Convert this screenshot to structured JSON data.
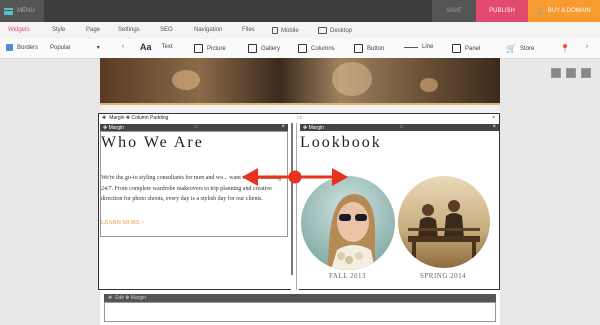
{
  "topbar": {
    "menu_label": "MENU",
    "save_label": "SAVE",
    "publish_label": "PUBLISH",
    "domain_label": "BUY A DOMAIN"
  },
  "tabs": [
    {
      "label": "Widgets"
    },
    {
      "label": "Style"
    },
    {
      "label": "Page"
    },
    {
      "label": "Settings"
    },
    {
      "label": "SEO"
    },
    {
      "label": "Navigation"
    },
    {
      "label": "Files"
    },
    {
      "label": "Mobile"
    },
    {
      "label": "Desktop"
    }
  ],
  "toolbar": {
    "borders_label": "Borders",
    "popular_label": "Popular",
    "text_label": "Text",
    "picture_label": "Picture",
    "gallery_label": "Gallery",
    "columns_label": "Columns",
    "button_label": "Button",
    "line_label": "Line",
    "panel_label": "Panel",
    "store_label": "Store"
  },
  "section": {
    "header_label": "Margin  ✥ Column Padding",
    "left_bar_label": "Margin",
    "right_bar_label": "Margin",
    "handle": "::::",
    "close": "×"
  },
  "left": {
    "heading": "Who We Are",
    "body": "We're the go-to styling consultants for men and wo... want to look amazing 24/7. From complete wardrobe makeovers to trip planning and creative direction for photo shoots, every day is a stylish day for our clients.",
    "link": "LEARN MORE >"
  },
  "right": {
    "heading": "Lookbook",
    "captions": [
      "FALL 2013",
      "SPRING 2014"
    ]
  },
  "bottom": {
    "bar_label": "Edit  ✥ Margin"
  },
  "colors": {
    "accent_pink": "#e44a6e",
    "accent_orange": "#f79a2f",
    "arrow_red": "#e8331c",
    "link_orange": "#e89a3a"
  }
}
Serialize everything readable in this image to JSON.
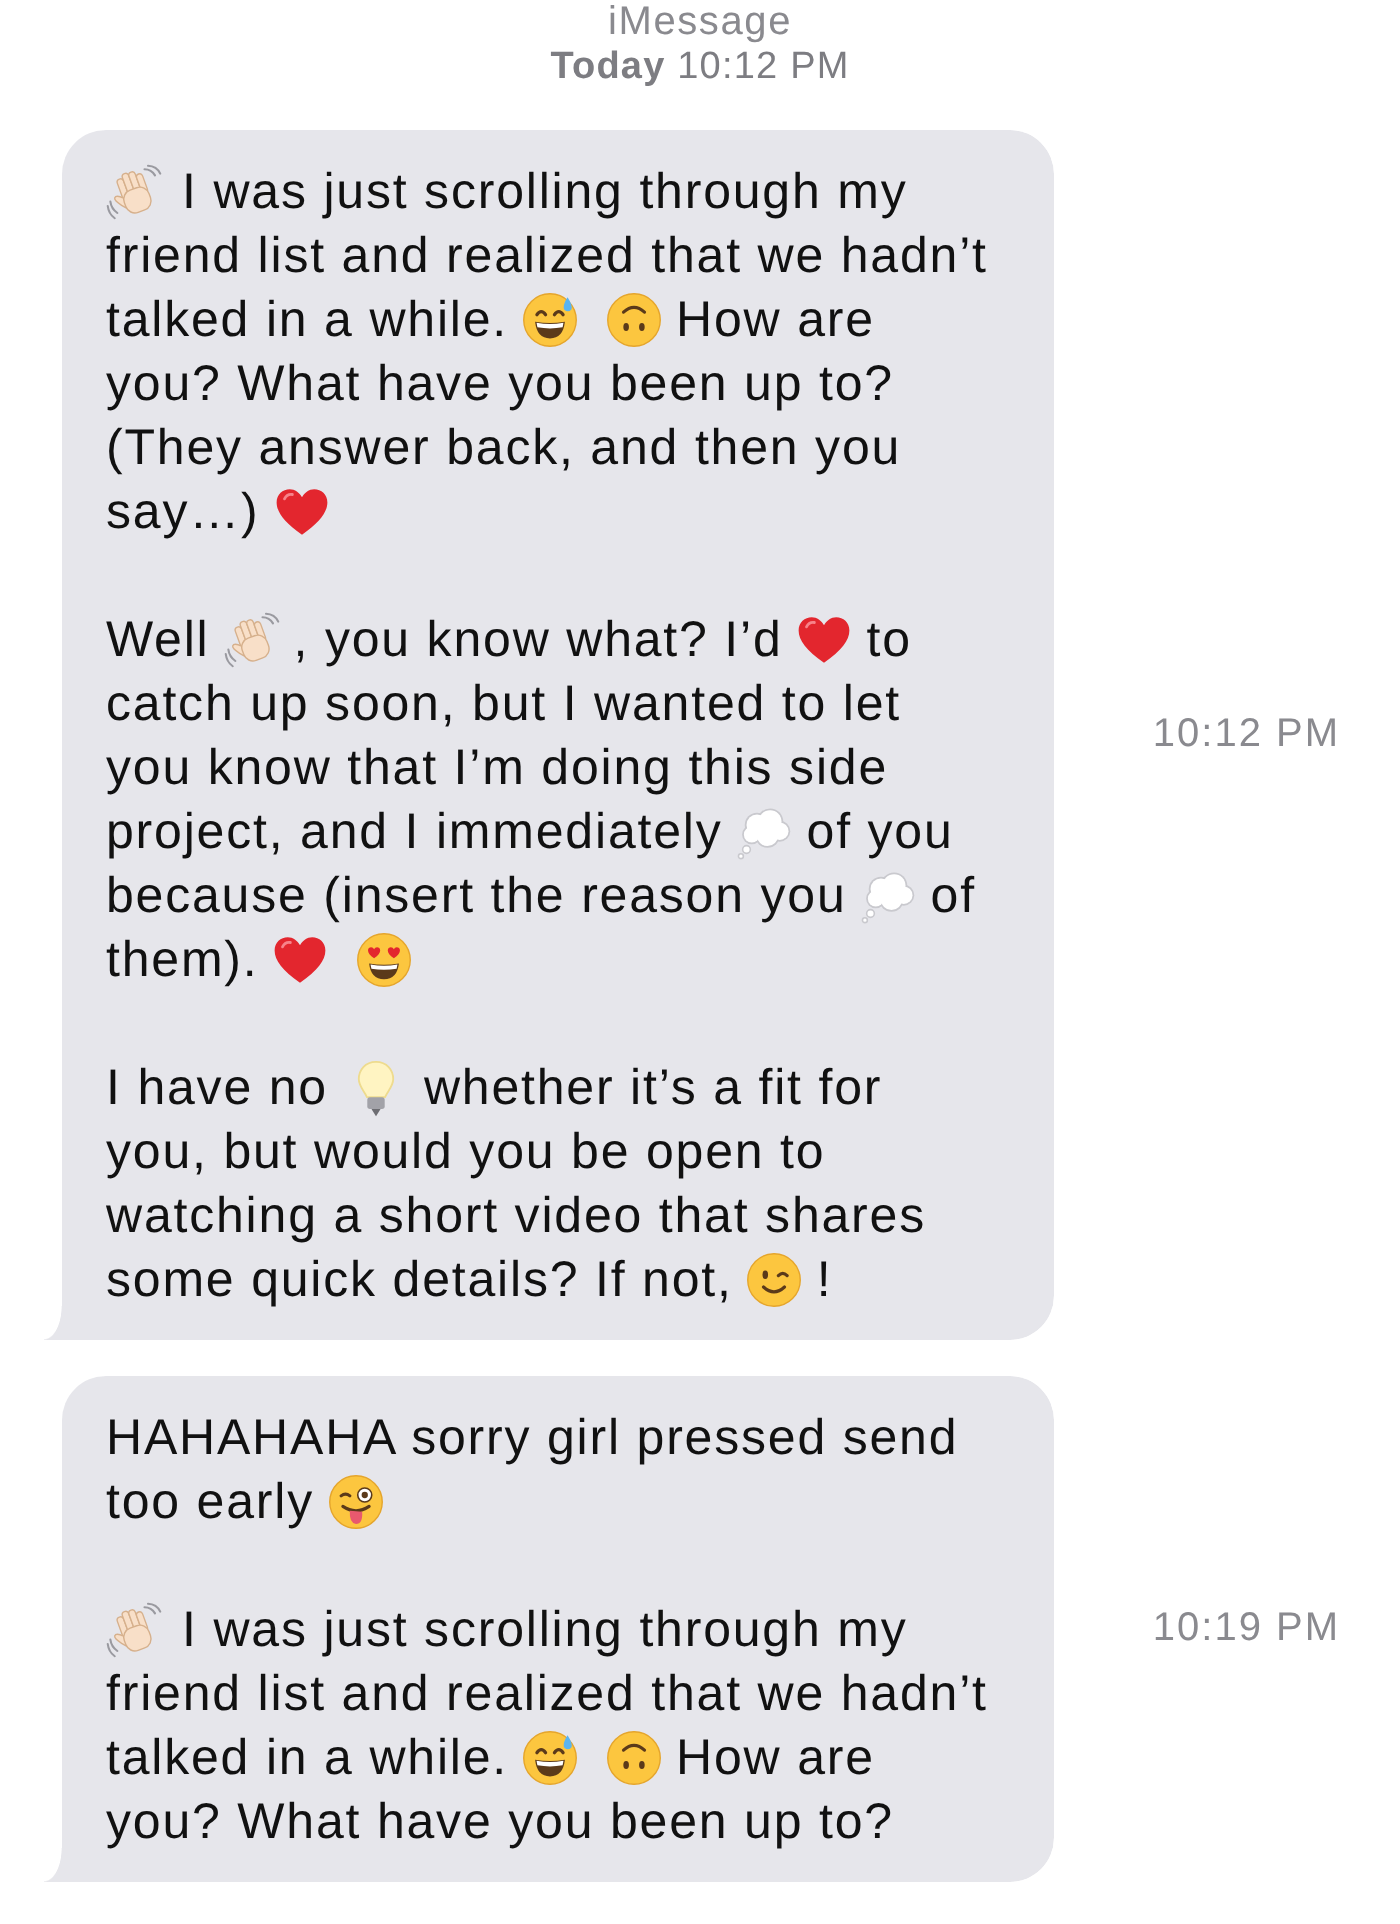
{
  "header": {
    "service": "iMessage",
    "timestamp": "**Today** 10:12 PM"
  },
  "messages": [
    {
      "time": "10:12 PM",
      "paragraphs": [
        [
          [
            {
              "kind": "wave"
            },
            {
              "kind": "text",
              "text": "I was just scrolling through my"
            }
          ],
          [
            {
              "kind": "text",
              "text": "friend list and realized that we hadn’t"
            }
          ],
          [
            {
              "kind": "text",
              "text": "talked in a while."
            },
            {
              "kind": "sweat"
            },
            {
              "kind": "upsidedown"
            },
            {
              "kind": "text",
              "text": "How are"
            }
          ],
          [
            {
              "kind": "text",
              "text": "you? What have you been up to?"
            }
          ],
          [
            {
              "kind": "text",
              "text": "(They answer back, and then you"
            }
          ],
          [
            {
              "kind": "text",
              "text": "say…)"
            },
            {
              "kind": "heart"
            }
          ]
        ],
        [
          [
            {
              "kind": "text",
              "text": "Well"
            },
            {
              "kind": "wave"
            },
            {
              "kind": "text",
              "text": ", you know what? I’d"
            },
            {
              "kind": "heart"
            },
            {
              "kind": "text",
              "text": "to"
            }
          ],
          [
            {
              "kind": "text",
              "text": "catch up soon, but I wanted to let"
            }
          ],
          [
            {
              "kind": "text",
              "text": "you know that I’m doing this side"
            }
          ],
          [
            {
              "kind": "text",
              "text": "project, and I immediately"
            },
            {
              "kind": "thought"
            },
            {
              "kind": "text",
              "text": "of you"
            }
          ],
          [
            {
              "kind": "text",
              "text": "because (insert the reason you"
            },
            {
              "kind": "thought"
            },
            {
              "kind": "text",
              "text": "of"
            }
          ],
          [
            {
              "kind": "text",
              "text": "them)."
            },
            {
              "kind": "heart"
            },
            {
              "kind": "hearteyes"
            }
          ]
        ],
        [
          [
            {
              "kind": "text",
              "text": "I have no"
            },
            {
              "kind": "bulb"
            },
            {
              "kind": "text",
              "text": "whether it’s a fit for"
            }
          ],
          [
            {
              "kind": "text",
              "text": "you, but would you be open to"
            }
          ],
          [
            {
              "kind": "text",
              "text": "watching a short video that shares"
            }
          ],
          [
            {
              "kind": "text",
              "text": "some quick details? If not,"
            },
            {
              "kind": "wink"
            },
            {
              "kind": "text",
              "text": "!"
            }
          ]
        ]
      ]
    },
    {
      "time": "10:19 PM",
      "paragraphs": [
        [
          [
            {
              "kind": "text",
              "text": "HAHAHAHA sorry girl pressed send"
            }
          ],
          [
            {
              "kind": "text",
              "text": "too early"
            },
            {
              "kind": "tongue"
            }
          ]
        ],
        [
          [
            {
              "kind": "wave"
            },
            {
              "kind": "text",
              "text": "I was just scrolling through my"
            }
          ],
          [
            {
              "kind": "text",
              "text": "friend list and realized that we hadn’t"
            }
          ],
          [
            {
              "kind": "text",
              "text": "talked in a while."
            },
            {
              "kind": "sweat"
            },
            {
              "kind": "upsidedown"
            },
            {
              "kind": "text",
              "text": "How are"
            }
          ],
          [
            {
              "kind": "text",
              "text": "you? What have you been up to?"
            }
          ]
        ]
      ]
    }
  ]
}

▬▬▬▬▬▬▬▬▬▬

> _EXERCISE OBJECTIVE_:
Tally the lines above containing "heading". Answer with the count only.

> _FULL RESPONSE_:
2